■ **Set exercise**
Reply with one number only: the count of lines below that contain the word "thumbnail".

Data items
##########

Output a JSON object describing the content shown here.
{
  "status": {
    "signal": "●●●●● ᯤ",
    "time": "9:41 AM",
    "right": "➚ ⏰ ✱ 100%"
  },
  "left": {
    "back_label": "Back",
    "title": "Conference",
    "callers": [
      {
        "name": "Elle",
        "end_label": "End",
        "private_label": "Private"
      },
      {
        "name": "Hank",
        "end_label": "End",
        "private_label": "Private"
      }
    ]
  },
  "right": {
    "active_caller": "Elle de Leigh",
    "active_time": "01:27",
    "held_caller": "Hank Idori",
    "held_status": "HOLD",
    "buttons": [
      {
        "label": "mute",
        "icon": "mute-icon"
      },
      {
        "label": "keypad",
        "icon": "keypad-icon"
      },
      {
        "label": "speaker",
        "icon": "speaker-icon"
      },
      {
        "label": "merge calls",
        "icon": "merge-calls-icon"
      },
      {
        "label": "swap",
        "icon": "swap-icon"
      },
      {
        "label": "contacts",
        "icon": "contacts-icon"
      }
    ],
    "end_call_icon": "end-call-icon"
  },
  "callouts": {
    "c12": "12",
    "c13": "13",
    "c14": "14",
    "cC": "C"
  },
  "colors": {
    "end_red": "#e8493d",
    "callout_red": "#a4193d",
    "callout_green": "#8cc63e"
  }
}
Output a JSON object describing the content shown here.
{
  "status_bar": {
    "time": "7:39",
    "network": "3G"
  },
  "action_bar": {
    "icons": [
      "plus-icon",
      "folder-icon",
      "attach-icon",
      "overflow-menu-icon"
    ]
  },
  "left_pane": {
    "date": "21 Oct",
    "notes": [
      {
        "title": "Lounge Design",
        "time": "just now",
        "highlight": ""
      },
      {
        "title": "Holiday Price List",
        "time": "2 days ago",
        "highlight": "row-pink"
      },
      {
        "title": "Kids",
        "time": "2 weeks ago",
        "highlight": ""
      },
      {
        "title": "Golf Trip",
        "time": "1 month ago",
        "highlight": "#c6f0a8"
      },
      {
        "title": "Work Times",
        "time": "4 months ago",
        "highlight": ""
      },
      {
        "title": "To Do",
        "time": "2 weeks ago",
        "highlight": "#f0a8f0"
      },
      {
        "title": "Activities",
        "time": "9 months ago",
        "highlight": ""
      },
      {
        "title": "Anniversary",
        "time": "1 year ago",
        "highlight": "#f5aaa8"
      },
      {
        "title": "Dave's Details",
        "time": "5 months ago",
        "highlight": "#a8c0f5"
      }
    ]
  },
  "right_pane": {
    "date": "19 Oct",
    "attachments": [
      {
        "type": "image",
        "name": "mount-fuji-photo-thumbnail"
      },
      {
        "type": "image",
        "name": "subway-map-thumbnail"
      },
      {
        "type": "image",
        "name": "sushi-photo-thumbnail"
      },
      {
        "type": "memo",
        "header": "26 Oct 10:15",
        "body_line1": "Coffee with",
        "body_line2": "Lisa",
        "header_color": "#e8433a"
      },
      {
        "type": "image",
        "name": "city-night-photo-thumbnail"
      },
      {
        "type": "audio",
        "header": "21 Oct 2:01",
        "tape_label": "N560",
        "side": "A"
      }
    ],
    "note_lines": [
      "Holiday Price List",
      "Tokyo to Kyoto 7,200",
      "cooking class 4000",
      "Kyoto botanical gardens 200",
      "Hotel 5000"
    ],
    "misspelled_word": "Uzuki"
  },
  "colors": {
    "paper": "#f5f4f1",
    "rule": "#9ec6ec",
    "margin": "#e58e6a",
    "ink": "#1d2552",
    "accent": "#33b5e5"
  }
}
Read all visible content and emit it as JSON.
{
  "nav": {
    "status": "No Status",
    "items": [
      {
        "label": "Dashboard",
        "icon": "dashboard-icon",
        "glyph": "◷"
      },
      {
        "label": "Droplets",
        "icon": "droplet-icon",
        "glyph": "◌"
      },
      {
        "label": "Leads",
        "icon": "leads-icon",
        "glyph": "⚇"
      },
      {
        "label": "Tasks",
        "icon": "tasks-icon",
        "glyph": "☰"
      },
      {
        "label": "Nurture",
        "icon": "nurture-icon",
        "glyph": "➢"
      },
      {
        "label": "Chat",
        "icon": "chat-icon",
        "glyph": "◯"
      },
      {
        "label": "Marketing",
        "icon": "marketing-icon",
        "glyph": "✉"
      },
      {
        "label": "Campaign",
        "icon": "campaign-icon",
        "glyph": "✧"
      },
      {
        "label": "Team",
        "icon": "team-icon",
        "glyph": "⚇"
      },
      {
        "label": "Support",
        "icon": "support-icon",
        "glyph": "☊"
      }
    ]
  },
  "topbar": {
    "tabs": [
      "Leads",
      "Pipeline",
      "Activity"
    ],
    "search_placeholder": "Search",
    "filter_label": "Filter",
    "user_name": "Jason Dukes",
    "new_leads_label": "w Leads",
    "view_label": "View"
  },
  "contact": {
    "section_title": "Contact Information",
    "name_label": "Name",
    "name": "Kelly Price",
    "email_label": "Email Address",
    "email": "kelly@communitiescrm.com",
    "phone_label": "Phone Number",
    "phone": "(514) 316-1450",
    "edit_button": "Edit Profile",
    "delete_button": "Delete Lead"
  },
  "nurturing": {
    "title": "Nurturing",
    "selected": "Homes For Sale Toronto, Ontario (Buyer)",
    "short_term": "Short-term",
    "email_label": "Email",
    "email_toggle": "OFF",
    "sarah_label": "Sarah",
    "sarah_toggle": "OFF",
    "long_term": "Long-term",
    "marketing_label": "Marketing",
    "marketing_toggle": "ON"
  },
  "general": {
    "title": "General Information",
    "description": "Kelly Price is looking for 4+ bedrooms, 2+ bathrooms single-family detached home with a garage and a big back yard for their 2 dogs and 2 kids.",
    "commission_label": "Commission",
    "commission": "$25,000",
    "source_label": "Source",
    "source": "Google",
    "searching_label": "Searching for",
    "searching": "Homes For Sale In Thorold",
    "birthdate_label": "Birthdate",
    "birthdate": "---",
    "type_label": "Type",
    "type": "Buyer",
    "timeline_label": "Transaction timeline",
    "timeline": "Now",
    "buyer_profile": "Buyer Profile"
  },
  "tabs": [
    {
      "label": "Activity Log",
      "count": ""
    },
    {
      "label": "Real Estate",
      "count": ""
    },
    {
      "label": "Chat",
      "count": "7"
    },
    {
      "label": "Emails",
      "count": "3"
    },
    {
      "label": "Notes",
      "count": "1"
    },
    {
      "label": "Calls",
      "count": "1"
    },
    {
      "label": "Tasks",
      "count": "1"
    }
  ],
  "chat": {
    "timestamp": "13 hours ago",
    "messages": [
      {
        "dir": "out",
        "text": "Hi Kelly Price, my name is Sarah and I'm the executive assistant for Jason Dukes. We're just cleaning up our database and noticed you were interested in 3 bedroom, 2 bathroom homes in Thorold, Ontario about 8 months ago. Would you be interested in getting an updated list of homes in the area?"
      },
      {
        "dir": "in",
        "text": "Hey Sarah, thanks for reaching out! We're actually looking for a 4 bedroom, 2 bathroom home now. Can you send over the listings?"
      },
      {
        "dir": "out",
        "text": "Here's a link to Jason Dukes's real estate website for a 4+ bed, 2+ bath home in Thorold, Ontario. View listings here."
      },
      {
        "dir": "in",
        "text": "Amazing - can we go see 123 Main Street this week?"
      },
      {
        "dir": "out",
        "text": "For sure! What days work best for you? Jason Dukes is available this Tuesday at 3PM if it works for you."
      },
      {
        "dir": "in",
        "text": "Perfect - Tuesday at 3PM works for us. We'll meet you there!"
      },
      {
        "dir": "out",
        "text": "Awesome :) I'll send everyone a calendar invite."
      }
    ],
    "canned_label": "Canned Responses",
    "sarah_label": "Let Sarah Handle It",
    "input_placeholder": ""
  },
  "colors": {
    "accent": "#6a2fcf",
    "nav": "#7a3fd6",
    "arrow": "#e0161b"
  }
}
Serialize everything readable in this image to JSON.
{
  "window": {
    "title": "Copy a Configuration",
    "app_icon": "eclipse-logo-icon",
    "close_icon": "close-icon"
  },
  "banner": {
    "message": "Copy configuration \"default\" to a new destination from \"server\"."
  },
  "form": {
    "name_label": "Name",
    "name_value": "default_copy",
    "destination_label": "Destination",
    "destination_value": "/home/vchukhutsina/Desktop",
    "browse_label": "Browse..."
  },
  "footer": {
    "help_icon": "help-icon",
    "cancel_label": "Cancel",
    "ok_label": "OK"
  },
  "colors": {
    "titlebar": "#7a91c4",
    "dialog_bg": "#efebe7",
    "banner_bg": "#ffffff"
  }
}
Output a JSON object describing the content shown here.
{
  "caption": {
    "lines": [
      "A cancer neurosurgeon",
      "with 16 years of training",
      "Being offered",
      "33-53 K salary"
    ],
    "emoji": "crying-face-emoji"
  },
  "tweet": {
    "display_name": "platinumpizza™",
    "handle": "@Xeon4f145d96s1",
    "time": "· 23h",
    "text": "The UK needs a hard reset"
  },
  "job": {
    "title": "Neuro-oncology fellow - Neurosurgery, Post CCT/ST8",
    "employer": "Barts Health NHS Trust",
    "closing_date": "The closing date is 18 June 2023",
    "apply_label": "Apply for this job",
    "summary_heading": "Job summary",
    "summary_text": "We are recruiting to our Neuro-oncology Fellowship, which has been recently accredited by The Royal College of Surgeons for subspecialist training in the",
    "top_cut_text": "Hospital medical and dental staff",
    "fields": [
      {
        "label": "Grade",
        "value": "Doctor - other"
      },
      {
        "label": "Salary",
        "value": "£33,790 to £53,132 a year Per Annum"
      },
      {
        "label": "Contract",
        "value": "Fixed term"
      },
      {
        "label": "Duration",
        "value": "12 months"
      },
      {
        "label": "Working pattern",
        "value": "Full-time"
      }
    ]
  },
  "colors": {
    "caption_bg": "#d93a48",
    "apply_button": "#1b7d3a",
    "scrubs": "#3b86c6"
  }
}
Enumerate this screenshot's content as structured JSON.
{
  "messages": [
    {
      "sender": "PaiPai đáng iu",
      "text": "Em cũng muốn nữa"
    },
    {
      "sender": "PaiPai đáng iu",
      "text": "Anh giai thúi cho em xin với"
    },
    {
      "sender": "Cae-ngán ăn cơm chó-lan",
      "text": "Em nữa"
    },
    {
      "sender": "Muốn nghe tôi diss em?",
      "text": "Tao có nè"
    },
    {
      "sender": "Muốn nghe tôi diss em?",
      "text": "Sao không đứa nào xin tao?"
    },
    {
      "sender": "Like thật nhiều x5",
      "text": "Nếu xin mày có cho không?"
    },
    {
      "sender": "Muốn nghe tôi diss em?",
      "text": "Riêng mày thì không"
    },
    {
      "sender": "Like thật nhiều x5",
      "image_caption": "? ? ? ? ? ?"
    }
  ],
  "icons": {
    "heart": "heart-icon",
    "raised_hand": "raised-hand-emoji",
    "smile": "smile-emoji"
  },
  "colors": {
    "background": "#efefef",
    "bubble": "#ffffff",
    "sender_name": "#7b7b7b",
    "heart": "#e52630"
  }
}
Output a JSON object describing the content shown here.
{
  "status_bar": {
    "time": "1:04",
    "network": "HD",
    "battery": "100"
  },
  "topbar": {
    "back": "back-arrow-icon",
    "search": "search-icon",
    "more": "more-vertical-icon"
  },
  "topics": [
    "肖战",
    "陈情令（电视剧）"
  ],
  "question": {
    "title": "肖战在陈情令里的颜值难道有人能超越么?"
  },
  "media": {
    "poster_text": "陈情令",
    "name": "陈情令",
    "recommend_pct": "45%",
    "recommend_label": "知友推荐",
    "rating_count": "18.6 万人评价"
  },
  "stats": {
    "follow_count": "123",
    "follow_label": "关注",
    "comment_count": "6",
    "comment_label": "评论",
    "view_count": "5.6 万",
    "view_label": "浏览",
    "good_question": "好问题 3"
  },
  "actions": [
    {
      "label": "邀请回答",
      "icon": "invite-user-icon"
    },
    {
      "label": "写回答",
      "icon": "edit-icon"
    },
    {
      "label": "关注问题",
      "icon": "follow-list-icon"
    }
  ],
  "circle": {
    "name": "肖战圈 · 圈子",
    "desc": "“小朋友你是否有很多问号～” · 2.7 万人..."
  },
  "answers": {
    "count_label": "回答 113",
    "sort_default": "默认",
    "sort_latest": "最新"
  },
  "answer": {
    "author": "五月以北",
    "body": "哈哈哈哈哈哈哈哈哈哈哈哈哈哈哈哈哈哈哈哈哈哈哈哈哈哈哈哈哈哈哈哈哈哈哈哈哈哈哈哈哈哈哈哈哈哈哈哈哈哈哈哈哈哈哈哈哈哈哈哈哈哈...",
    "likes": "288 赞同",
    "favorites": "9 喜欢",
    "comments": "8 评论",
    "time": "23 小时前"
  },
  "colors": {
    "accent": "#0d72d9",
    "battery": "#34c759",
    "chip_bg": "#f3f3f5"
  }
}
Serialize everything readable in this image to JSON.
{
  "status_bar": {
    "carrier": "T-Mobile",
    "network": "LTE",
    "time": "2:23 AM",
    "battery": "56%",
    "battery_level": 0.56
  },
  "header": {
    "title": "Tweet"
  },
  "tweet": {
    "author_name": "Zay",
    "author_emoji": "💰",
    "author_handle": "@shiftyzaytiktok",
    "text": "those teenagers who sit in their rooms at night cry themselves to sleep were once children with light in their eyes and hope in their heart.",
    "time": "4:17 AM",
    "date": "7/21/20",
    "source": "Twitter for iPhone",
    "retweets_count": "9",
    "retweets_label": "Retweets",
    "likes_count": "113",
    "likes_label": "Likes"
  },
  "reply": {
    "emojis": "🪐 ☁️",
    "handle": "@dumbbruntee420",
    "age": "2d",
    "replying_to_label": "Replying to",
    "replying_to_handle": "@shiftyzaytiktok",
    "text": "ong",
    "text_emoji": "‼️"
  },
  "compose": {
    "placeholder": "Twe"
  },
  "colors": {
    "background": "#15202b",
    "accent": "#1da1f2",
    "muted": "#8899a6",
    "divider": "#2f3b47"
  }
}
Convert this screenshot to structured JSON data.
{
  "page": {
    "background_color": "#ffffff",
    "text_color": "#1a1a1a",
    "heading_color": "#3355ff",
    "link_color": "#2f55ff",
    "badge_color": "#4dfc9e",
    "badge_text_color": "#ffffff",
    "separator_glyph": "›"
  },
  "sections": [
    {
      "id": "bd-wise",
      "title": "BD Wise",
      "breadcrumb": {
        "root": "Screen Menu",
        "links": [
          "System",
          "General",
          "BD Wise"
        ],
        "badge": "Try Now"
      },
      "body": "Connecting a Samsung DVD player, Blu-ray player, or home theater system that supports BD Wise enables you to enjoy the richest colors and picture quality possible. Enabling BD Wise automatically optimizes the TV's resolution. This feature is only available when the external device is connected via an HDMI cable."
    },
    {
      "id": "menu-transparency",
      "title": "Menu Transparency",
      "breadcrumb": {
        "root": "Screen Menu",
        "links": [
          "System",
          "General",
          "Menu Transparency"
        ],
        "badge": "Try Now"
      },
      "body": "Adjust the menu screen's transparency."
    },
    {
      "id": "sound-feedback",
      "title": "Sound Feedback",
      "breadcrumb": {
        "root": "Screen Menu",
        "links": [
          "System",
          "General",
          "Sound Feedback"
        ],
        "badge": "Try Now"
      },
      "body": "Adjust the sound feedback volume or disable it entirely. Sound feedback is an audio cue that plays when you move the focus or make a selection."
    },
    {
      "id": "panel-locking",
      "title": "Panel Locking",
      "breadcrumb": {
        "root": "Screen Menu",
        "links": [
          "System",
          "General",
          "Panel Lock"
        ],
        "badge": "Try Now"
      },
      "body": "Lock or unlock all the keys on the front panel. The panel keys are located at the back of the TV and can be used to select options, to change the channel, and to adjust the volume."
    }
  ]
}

##########

■ **Result of the exercise**
4